— START Exercise inputs —

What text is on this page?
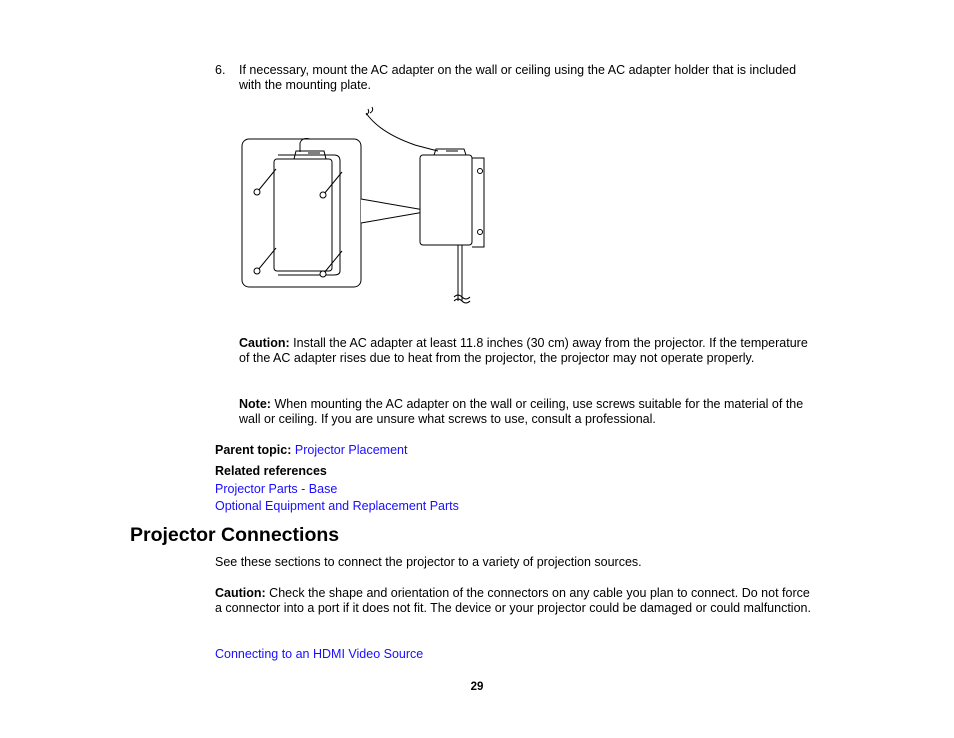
6. If necessary, mount the AC adapter on the wall or ceiling using the AC adapter holder that is included with the mounting plate.
Caution: Install the AC adapter at least 11.8 inches (30 cm) away from the projector. If the temperature of the AC adapter rises due to heat from the projector, the projector may not operate properly.
Note: When mounting the AC adapter on the wall or ceiling, use screws suitable for the material of the wall or ceiling. If you are unsure what screws to use, consult a professional.
Parent topic: Projector Placement
Related references
Projector Parts - Base
Optional Equipment and Replacement Parts
Projector Connections
See these sections to connect the projector to a variety of projection sources.
Caution: Check the shape and orientation of the connectors on any cable you plan to connect. Do not force a connector into a port if it does not fit. The device or your projector could be damaged or could malfunction.
Connecting to an HDMI Video Source
29
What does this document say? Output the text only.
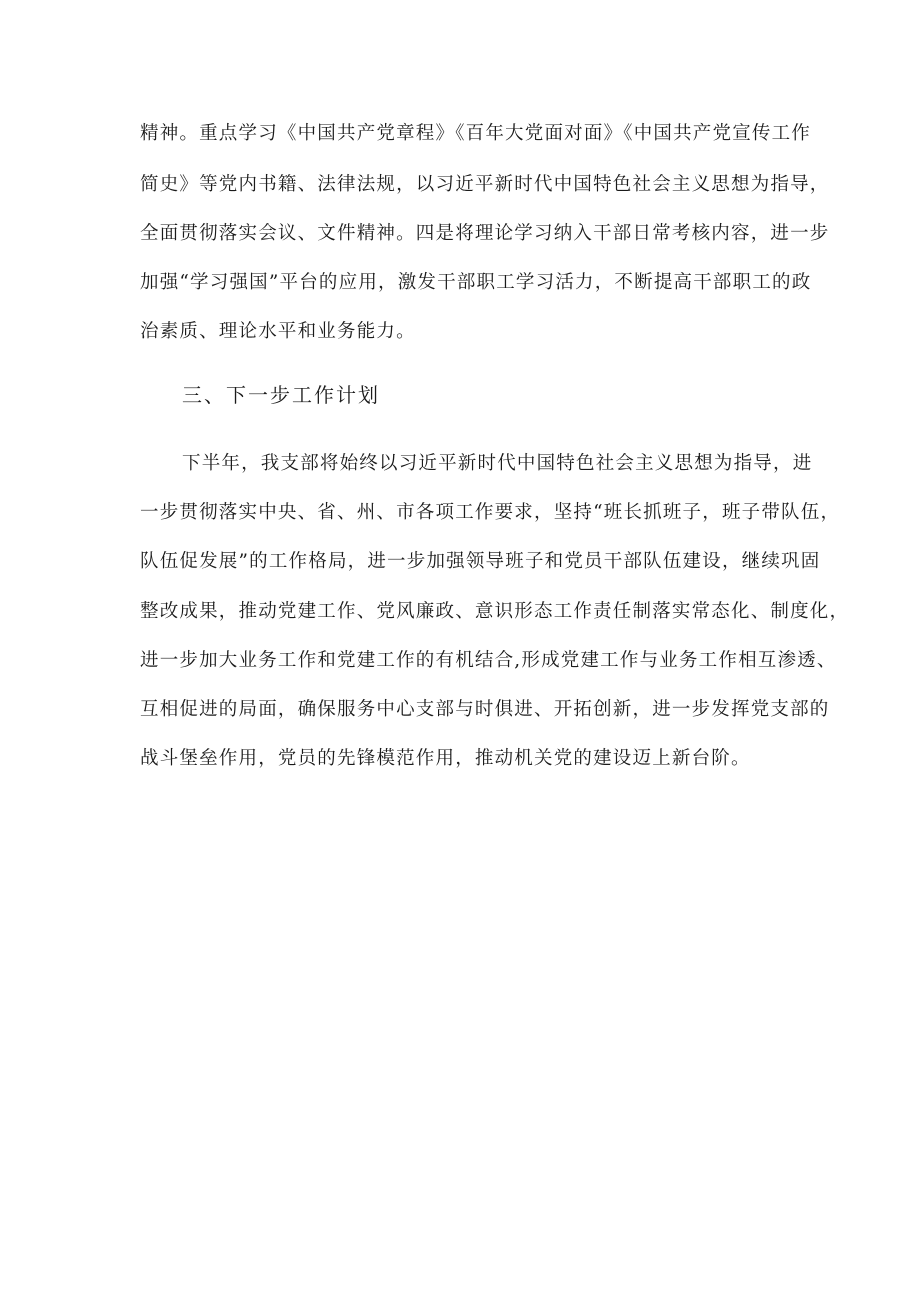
精神。重点学习《中国共产党章程》《百年大党面对面》《中国共产党宣传工作
简史》等党内书籍、法律法规，以习近平新时代中国特色社会主义思想为指导，
全面贯彻落实会议、文件精神。四是将理论学习纳入干部日常考核内容，进一步
加强“学习强国”平台的应用，激发干部职工学习活力，不断提高干部职工的政
治素质、理论水平和业务能力。
三、下一步工作计划
下半年，我支部将始终以习近平新时代中国特色社会主义思想为指导，进
一步贯彻落实中央、省、州、市各项工作要求，坚持“班长抓班子，班子带队伍，
队伍促发展”的工作格局，进一步加强领导班子和党员干部队伍建设，继续巩固
整改成果，推动党建工作、党风廉政、意识形态工作责任制落实常态化、制度化，
进一步加大业务工作和党建工作的有机结合,形成党建工作与业务工作相互渗透、
互相促进的局面，确保服务中心支部与时俱进、开拓创新，进一步发挥党支部的
战斗堡垒作用，党员的先锋模范作用，推动机关党的建设迈上新台阶。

— END Exercise inputs —

Goal of the exercise: Search the data above for the word "Parts", then gather each line in which it appears.

Solved exercise:
Projector Parts - Base
Optional Equipment and Replacement Parts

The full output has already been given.